:: RECORDS PROVIDED

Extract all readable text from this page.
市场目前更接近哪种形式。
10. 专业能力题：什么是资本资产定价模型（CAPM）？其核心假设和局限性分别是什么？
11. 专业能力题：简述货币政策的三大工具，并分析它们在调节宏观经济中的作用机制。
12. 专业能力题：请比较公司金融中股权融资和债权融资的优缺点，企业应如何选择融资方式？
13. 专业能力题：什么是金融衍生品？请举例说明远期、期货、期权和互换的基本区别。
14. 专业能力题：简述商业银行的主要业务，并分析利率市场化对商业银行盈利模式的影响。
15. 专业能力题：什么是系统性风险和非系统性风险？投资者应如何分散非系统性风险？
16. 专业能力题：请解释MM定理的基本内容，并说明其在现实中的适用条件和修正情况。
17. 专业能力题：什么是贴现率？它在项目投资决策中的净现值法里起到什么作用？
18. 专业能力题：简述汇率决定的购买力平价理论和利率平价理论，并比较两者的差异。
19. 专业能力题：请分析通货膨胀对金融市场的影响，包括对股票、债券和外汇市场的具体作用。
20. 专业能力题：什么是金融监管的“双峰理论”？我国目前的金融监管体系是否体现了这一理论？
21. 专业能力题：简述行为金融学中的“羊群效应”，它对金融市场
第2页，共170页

::::

THE PROBLEM.
Word for word, restate all of the data shown above.

TASK RESPONSE.
Extract all readable text from this page.
市场目前更接近哪种形式。
10. 专业能力题：什么是资本资产定价模型（CAPM）？其核心假设和局限性分别是什么？
11. 专业能力题：简述货币政策的三大工具，并分析它们在调节宏观经济中的作用机制。
12. 专业能力题：请比较公司金融中股权融资和债权融资的优缺点，企业应如何选择融资方式？
13. 专业能力题：什么是金融衍生品？请举例说明远期、期货、期权和互换的基本区别。
14. 专业能力题：简述商业银行的主要业务，并分析利率市场化对商业银行盈利模式的影响。
15. 专业能力题：什么是系统性风险和非系统性风险？投资者应如何分散非系统性风险？
16. 专业能力题：请解释MM定理的基本内容，并说明其在现实中的适用条件和修正情况。
17. 专业能力题：什么是贴现率？它在项目投资决策中的净现值法里起到什么作用？
18. 专业能力题：简述汇率决定的购买力平价理论和利率平价理论，并比较两者的差异。
19. 专业能力题：请分析通货膨胀对金融市场的影响，包括对股票、债券和外汇市场的具体作用。
20. 专业能力题：什么是金融监管的“双峰理论”？我国目前的金融监管体系是否体现了这一理论？
21. 专业能力题：简述行为金融学中的“羊群效应”，它对金融市场
第2页，共170页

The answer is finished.